- [Supplied text]
=== Begin Enclosure ===

Understanding Gorakhnath v. State of Chhattisgarh: A Comprehensive Case Study

Published on: 7th July 2026

Authored by: Dev Sharma
National Law University, Jodhpur

Case Details

Case Name – Gorakhnath v. State of Chhattisgarh
Court – High Court of Chhattisgarh at Bilaspur
Bench – Hon’ble Shri Justice Narendra Kumar Vyas
Date of Judgment – 10 February 2025
CRA No.[1] 891 of 2019[2]

Introduction

Gorakhnath v. State of Chhattisgarh is widely known as the “Marital Rape Exception Case.” It involves a criminal appeal filed by the appellant, Gorakhnath Sharma (husband), against a judgment of conviction and order of sentence dated 11 February 2019, passed by the Additional Sessions Judge (FTC), Bastar, Jagdalpur, in Sessions Trial No. 32 of 2018. The trial court had convicted the appellant under Sections 377, 376, and 304 of the IPC.[3] On appeal, the High Court of Chhattisgarh at Bilaspur overturned that conviction and acquitted the appellant on the ground that marital rape does not constitute a criminal offence by virtue of Exception II to Section 375 of the IPC.[3]

What Is Marital Rape?

Marital rape is defined as any unwanted sexual act, intercourse, or penetration committed by a spouse against their partner without the partner’s consent. It is also recognised as a form of domestic violence and intimate partner violence.[4]

The Prosecution’s Case

The appellant was the husband of the deceased victim, and worked as a driver. On the night of 11 December 2017, the appellant committed unnatural sexual intercourse with the victim against her will and thereafter left her and went to work. It is alleged that the appellant inserted his hand into the victim’s anus, following which the victim complained of pain and informed her sister-in-law and neighbours. She was subsequently admitted to Maharani Hospital for treatment. A report was made to Police Station Bodhgan, and an offence under Section 377 IPC (Unnatural Offences) was registered in Crime No. 419/17. The victim’s dying declaration was recorded before a Magistrate on 11 December 2017, in which she stated that she had fallen ill as a result of forcible sexual intercourse by her husband. The victim died during treatment on 11 December 2017. An intimation of merger No. 61/17 under Section 174 CrPC[5] (Inquest into Unnatural or Suspicious Death) was registered. An offence under Section 304 IPC (Culpable Homicide Not Amounting to Murder) was also added, and the appellant was arrested on 11 December 2017. Dr. Kolaskar Sashikant conducted the post-mortem of the deceased and found two perforations in the rectum: the first on the anterior side, approximately 1 cm above the pelvic floor, and the second on the left side, approximately 2 cm above the pelvic floor.[6]

The Trial Court Judgment

After considering the evidence and material on record, the trial court convicted the appellant for commission of offences under Sections 377 (Unnatural Offences), 376 (Rape), and 304 (Culpable Homicide Not Amounting to Murder) of the IPC,[3] and sentenced him to undergo rigorous imprisonment of 10 years with a default stipulation.[6]

Arguments Between Appellant and Respondent

Appellant’s Arguments[7]

Lack of Evidence – Counsel argued that no legally admissible or cogent evidence exists on record to prove the appellant’s guilt, asserting that the conviction relies solely on the victim’s statement.

=== End Enclosure ===

- [Activities]
A – According to the case study, to which hospital was the victim admitted for treatment?
B – Say whether each statement agrees with the case study, answering yes or no and quoting the words that decide it: (i) The trial court sentenced the appellant to rigorous imprisonment of 10 years. (ii) The appellant worked as a doctor. (iii) The post-mortem found three perforations in the rectum.
C – Retype the case study from "After considering the" down to "the victim’s statement.", without changing anything.
Rely on the case study alone.

[Dataset entries]
=== Begin Enclosure ===

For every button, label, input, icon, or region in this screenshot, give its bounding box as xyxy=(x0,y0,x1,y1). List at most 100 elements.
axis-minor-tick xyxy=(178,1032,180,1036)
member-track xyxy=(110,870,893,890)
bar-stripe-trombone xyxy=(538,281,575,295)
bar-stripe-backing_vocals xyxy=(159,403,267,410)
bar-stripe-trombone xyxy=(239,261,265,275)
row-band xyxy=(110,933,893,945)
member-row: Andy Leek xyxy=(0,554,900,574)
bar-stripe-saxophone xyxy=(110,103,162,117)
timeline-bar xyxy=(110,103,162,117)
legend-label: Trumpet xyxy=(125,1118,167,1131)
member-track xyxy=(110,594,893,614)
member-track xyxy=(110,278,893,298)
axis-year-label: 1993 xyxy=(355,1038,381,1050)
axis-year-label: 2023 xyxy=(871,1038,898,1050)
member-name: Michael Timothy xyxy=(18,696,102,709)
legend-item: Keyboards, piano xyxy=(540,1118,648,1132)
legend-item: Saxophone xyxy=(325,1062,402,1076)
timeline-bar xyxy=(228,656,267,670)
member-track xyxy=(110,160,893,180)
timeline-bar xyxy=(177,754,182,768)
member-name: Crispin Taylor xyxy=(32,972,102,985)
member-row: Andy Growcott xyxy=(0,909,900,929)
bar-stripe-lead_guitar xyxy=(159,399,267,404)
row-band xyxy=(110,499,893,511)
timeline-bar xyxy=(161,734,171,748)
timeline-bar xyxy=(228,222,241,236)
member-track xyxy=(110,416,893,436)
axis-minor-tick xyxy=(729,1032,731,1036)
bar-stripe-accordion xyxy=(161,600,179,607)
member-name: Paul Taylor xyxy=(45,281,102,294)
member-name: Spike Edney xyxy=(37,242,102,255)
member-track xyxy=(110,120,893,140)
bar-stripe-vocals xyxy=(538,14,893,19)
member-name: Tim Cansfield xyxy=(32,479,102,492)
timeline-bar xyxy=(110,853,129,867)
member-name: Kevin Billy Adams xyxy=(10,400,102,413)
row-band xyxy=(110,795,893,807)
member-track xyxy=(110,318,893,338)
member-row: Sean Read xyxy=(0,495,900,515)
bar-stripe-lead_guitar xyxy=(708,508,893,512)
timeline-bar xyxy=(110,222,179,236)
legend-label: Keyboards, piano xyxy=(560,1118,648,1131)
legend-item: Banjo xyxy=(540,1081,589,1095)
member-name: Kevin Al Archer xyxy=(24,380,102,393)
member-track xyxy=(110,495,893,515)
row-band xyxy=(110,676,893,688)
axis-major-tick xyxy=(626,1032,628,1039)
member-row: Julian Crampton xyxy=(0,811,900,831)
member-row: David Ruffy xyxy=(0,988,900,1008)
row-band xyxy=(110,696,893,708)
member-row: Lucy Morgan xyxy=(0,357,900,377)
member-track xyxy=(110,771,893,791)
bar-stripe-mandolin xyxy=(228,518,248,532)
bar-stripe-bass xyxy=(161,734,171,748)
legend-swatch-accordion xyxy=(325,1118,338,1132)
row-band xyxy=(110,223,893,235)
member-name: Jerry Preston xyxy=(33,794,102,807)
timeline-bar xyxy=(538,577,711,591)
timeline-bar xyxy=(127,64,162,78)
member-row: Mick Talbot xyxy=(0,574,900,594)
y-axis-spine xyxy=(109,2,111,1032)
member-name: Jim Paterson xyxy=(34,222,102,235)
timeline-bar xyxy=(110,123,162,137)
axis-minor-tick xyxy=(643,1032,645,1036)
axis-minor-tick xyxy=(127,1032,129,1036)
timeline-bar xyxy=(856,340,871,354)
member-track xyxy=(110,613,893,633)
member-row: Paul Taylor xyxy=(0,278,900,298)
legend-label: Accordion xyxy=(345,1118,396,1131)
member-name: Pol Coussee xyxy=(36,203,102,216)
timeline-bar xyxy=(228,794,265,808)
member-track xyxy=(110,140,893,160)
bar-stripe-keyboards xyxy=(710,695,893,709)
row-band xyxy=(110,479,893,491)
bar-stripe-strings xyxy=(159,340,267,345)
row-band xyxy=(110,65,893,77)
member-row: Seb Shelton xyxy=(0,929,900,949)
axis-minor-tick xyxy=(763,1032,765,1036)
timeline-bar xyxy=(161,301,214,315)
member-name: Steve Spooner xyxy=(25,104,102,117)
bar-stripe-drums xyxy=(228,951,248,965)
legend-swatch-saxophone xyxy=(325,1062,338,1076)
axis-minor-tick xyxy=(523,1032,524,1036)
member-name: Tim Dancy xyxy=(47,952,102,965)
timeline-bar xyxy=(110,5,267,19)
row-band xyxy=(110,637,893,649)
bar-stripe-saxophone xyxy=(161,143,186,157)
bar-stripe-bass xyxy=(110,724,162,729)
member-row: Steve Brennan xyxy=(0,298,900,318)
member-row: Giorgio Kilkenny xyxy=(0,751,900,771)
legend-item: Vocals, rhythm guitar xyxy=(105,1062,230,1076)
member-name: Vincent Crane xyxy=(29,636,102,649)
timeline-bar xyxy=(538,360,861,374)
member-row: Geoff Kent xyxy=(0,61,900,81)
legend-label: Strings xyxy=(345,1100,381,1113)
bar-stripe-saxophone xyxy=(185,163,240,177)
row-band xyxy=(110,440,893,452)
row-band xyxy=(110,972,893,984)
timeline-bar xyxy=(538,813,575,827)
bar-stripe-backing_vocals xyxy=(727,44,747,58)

=== End Enclosure ===

- [Responses to the tasks]
A – Maharani Hospital

B –
(i) Yes: "sentenced him to undergo rigorous imprisonment of 10 years with a default stipulation"
(ii) No: "worked as a driver"
(iii) No: "found two perforations in the rectum"

C –
After considering the evidence and material on record, the trial court convicted the appellant for commission of offences under Sections 377 (Unnatural Offences), 376 (Rape), and 304 (Culpable Homicide Not Amounting to Murder) of the IPC,[3] and sentenced him to undergo rigorous imprisonment of 10 years with a default stipulation.[6]

Arguments Between Appellant and Respondent

Appellant’s Arguments[7]

Lack of Evidence – Counsel argued that no legally admissible or cogent evidence exists on record to prove the appellant’s guilt, asserting that the conviction relies solely on the victim’s statement.